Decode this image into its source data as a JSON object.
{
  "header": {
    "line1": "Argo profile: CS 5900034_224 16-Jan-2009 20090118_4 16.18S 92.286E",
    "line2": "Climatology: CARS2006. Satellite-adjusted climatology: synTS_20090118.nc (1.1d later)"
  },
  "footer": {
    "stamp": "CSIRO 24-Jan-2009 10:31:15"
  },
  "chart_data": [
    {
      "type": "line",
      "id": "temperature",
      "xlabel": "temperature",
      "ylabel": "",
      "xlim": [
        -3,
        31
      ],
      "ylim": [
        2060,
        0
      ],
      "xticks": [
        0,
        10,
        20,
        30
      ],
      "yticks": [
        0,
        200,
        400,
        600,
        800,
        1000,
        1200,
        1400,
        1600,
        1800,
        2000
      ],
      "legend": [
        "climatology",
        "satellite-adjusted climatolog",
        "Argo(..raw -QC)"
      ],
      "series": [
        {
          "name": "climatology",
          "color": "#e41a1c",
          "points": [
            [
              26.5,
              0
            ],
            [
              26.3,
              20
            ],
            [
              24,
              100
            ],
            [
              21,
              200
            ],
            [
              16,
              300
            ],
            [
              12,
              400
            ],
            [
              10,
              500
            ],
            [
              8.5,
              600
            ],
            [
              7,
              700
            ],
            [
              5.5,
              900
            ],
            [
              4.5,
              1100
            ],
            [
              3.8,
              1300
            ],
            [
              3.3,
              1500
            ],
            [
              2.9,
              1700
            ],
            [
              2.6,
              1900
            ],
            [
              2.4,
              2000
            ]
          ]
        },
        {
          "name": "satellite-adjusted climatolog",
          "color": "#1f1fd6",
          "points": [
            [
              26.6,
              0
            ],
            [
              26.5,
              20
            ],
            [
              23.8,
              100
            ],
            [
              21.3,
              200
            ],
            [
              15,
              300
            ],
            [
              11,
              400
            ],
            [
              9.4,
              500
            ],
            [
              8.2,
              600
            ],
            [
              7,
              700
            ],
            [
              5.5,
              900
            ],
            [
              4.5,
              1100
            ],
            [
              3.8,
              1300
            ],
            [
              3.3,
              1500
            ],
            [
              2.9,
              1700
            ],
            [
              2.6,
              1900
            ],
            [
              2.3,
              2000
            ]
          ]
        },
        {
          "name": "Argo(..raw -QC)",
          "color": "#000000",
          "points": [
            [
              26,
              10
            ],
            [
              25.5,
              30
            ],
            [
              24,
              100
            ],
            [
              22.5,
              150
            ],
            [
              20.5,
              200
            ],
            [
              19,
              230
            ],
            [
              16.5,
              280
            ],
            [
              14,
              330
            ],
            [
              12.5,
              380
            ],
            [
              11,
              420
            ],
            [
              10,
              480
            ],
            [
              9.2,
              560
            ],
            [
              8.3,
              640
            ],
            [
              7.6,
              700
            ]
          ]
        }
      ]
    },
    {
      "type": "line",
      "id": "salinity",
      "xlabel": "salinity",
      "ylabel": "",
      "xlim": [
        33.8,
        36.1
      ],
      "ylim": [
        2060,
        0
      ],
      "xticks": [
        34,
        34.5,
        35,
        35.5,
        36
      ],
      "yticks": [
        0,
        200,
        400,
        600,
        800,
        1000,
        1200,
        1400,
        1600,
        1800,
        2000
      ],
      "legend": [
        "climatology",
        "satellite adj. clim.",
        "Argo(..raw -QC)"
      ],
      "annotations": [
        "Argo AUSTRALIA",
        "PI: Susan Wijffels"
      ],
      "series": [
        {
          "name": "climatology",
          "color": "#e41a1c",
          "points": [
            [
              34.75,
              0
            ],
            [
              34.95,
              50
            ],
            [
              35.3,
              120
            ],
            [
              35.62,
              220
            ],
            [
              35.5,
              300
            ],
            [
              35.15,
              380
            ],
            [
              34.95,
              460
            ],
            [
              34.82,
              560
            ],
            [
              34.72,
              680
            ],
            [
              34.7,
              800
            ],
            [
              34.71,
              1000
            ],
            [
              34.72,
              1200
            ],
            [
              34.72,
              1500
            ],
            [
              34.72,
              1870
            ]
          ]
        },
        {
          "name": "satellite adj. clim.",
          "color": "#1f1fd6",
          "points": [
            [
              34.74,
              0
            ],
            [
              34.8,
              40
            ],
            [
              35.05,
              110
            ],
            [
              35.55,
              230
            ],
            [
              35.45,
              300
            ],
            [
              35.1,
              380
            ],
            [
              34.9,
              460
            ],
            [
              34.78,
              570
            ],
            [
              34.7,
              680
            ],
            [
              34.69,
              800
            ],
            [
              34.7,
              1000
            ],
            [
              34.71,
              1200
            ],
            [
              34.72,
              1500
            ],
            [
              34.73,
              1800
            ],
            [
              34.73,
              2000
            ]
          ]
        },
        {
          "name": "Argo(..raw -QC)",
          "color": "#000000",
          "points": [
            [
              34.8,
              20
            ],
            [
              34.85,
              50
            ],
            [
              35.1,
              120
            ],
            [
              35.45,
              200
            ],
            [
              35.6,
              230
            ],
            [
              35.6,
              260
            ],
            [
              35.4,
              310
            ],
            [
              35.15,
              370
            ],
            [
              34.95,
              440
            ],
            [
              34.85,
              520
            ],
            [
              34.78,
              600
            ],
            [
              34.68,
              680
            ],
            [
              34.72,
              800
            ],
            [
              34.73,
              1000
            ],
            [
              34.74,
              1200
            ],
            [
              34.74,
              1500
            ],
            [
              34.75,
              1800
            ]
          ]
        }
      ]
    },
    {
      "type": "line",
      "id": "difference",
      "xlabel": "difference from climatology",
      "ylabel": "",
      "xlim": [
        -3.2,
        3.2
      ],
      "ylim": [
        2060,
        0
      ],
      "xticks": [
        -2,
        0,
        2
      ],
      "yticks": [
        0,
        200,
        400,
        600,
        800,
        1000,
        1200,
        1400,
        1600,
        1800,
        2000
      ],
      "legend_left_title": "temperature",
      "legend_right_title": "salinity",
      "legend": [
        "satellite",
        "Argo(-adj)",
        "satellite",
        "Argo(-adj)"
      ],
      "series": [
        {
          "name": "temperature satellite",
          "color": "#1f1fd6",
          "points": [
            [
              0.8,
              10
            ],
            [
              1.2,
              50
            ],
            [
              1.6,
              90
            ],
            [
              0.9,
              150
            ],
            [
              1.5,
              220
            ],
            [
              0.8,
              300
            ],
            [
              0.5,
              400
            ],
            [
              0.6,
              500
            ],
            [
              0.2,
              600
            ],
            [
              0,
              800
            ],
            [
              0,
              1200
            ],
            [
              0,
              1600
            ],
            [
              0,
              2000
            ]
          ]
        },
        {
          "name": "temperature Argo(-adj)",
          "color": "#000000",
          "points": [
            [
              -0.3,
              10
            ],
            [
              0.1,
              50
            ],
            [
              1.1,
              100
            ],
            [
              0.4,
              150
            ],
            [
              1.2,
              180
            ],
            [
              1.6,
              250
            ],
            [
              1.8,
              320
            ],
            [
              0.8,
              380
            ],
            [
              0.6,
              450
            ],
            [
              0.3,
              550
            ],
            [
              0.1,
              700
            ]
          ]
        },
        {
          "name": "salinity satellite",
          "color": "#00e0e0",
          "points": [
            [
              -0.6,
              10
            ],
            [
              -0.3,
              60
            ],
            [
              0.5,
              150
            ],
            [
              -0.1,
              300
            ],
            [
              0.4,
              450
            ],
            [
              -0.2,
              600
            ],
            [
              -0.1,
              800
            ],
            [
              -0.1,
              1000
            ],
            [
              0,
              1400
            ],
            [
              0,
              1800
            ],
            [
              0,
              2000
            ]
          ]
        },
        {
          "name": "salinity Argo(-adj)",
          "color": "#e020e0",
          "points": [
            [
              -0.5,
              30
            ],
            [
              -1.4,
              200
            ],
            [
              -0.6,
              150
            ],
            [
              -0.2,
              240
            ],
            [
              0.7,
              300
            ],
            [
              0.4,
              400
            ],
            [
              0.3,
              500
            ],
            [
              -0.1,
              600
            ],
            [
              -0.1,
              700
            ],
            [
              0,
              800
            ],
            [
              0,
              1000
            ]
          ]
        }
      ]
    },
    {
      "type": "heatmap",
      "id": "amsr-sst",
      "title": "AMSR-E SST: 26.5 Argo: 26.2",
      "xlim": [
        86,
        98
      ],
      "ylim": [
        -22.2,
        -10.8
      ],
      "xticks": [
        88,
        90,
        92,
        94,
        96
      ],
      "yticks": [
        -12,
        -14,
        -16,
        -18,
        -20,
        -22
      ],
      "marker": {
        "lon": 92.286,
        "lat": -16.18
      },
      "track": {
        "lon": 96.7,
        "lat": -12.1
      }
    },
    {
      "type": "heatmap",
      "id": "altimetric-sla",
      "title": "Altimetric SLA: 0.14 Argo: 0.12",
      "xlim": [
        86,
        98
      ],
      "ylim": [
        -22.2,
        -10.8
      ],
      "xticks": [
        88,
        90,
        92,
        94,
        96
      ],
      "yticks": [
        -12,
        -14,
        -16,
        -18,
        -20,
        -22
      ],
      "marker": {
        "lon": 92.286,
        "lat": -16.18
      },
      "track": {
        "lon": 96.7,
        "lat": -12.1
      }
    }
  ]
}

* WHAT THE EXERCISE ASKS *
Show all lines from the listing above in which "adjusted" appears.

* ANSWER TO THIS EXERCISE *
    "line2": "Climatology: CARS2006. Satellite-adjusted climatology: synTS_20090118.nc (1.1d later)"
        "satellite-adjusted climatolog",
          "name": "satellite-adjusted climatolog",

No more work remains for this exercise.